Exercise details: Output every record below exactly as it appears.
--- begin ---
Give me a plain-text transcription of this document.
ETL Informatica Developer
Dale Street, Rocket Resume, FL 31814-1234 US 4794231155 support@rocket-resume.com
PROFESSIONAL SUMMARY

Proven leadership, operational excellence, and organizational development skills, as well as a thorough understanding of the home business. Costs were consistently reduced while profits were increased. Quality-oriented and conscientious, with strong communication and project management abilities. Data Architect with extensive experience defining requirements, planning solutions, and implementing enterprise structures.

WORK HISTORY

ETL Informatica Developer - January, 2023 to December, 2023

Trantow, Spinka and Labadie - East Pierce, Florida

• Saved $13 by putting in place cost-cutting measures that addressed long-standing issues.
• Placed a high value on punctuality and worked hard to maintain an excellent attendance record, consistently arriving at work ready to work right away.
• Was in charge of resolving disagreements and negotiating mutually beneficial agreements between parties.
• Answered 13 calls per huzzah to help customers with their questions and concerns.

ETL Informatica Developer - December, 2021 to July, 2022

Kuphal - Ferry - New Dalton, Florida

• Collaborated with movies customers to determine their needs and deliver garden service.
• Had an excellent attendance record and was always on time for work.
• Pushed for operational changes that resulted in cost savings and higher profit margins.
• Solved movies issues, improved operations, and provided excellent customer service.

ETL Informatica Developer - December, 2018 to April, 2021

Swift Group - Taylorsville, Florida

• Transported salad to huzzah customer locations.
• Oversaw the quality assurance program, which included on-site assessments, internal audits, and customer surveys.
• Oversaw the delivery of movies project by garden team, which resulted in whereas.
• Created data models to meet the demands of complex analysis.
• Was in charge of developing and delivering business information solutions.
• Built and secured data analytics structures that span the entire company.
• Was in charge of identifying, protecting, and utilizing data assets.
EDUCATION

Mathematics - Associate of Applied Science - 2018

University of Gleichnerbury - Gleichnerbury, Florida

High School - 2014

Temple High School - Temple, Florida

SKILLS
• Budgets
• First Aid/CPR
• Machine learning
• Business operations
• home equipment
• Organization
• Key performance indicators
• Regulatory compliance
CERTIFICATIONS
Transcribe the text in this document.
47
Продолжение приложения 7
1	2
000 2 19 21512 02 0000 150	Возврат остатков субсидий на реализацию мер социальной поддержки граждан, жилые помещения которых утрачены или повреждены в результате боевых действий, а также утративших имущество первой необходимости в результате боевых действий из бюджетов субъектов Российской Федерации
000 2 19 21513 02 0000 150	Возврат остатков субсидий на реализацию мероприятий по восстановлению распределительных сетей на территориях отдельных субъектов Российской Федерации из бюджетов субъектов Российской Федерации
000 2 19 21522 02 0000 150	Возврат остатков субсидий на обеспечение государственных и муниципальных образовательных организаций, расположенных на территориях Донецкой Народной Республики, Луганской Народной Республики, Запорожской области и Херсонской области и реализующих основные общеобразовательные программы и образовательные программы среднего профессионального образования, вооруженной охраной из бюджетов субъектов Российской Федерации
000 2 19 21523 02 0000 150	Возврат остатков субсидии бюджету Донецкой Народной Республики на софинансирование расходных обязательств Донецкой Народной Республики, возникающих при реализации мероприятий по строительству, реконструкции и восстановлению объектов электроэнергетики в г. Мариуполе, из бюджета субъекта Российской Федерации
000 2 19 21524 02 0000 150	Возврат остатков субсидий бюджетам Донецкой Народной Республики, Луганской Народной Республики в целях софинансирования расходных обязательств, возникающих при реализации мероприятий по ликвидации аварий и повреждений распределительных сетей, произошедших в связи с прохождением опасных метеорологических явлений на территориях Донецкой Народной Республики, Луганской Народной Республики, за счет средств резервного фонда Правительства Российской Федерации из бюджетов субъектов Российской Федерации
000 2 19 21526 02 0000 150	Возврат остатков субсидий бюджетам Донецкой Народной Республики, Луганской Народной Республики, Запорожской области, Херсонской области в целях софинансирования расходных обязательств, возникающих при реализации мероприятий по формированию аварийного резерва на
--- end ---
Response to the task:
Give me a plain-text transcription of this document.
ETL Informatica Developer
Dale Street, Rocket Resume, FL 31814-1234 US 4794231155 support@rocket-resume.com
PROFESSIONAL SUMMARY

Proven leadership, operational excellence, and organizational development skills, as well as a thorough understanding of the home business. Costs were consistently reduced while profits were increased. Quality-oriented and conscientious, with strong communication and project management abilities. Data Architect with extensive experience defining requirements, planning solutions, and implementing enterprise structures.

WORK HISTORY

ETL Informatica Developer - January, 2023 to December, 2023

Trantow, Spinka and Labadie - East Pierce, Florida

• Saved $13 by putting in place cost-cutting measures that addressed long-standing issues.
• Placed a high value on punctuality and worked hard to maintain an excellent attendance record, consistently arriving at work ready to work right away.
• Was in charge of resolving disagreements and negotiating mutually beneficial agreements between parties.
• Answered 13 calls per huzzah to help customers with their questions and concerns.

ETL Informatica Developer - December, 2021 to July, 2022

Kuphal - Ferry - New Dalton, Florida

• Collaborated with movies customers to determine their needs and deliver garden service.
• Had an excellent attendance record and was always on time for work.
• Pushed for operational changes that resulted in cost savings and higher profit margins.
• Solved movies issues, improved operations, and provided excellent customer service.

ETL Informatica Developer - December, 2018 to April, 2021

Swift Group - Taylorsville, Florida

• Transported salad to huzzah customer locations.
• Oversaw the quality assurance program, which included on-site assessments, internal audits, and customer surveys.
• Oversaw the delivery of movies project by garden team, which resulted in whereas.
• Created data models to meet the demands of complex analysis.
• Was in charge of developing and delivering business information solutions.
• Built and secured data analytics structures that span the entire company.
• Was in charge of identifying, protecting, and utilizing data assets.
EDUCATION

Mathematics - Associate of Applied Science - 2018

University of Gleichnerbury - Gleichnerbury, Florida

High School - 2014

Temple High School - Temple, Florida

SKILLS
• Budgets
• First Aid/CPR
• Machine learning
• Business operations
• home equipment
• Organization
• Key performance indicators
• Regulatory compliance
CERTIFICATIONS
Transcribe the text in this document.
47
Продолжение приложения 7
1	2
000 2 19 21512 02 0000 150	Возврат остатков субсидий на реализацию мер социальной поддержки граждан, жилые помещения которых утрачены или повреждены в результате боевых действий, а также утративших имущество первой необходимости в результате боевых действий из бюджетов субъектов Российской Федерации
000 2 19 21513 02 0000 150	Возврат остатков субсидий на реализацию мероприятий по восстановлению распределительных сетей на территориях отдельных субъектов Российской Федерации из бюджетов субъектов Российской Федерации
000 2 19 21522 02 0000 150	Возврат остатков субсидий на обеспечение государственных и муниципальных образовательных организаций, расположенных на территориях Донецкой Народной Республики, Луганской Народной Республики, Запорожской области и Херсонской области и реализующих основные общеобразовательные программы и образовательные программы среднего профессионального образования, вооруженной охраной из бюджетов субъектов Российской Федерации
000 2 19 21523 02 0000 150	Возврат остатков субсидии бюджету Донецкой Народной Республики на софинансирование расходных обязательств Донецкой Народной Республики, возникающих при реализации мероприятий по строительству, реконструкции и восстановлению объектов электроэнергетики в г. Мариуполе, из бюджета субъекта Российской Федерации
000 2 19 21524 02 0000 150	Возврат остатков субсидий бюджетам Донецкой Народной Республики, Луганской Народной Республики в целях софинансирования расходных обязательств, возникающих при реализации мероприятий по ликвидации аварий и повреждений распределительных сетей, произошедших в связи с прохождением опасных метеорологических явлений на территориях Донецкой Народной Республики, Луганской Народной Республики, за счет средств резервного фонда Правительства Российской Федерации из бюджетов субъектов Российской Федерации
000 2 19 21526 02 0000 150	Возврат остатков субсидий бюджетам Донецкой Народной Республики, Луганской Народной Республики, Запорожской области, Херсонской области в целях софинансирования расходных обязательств, возникающих при реализации мероприятий по формированию аварийного резерва на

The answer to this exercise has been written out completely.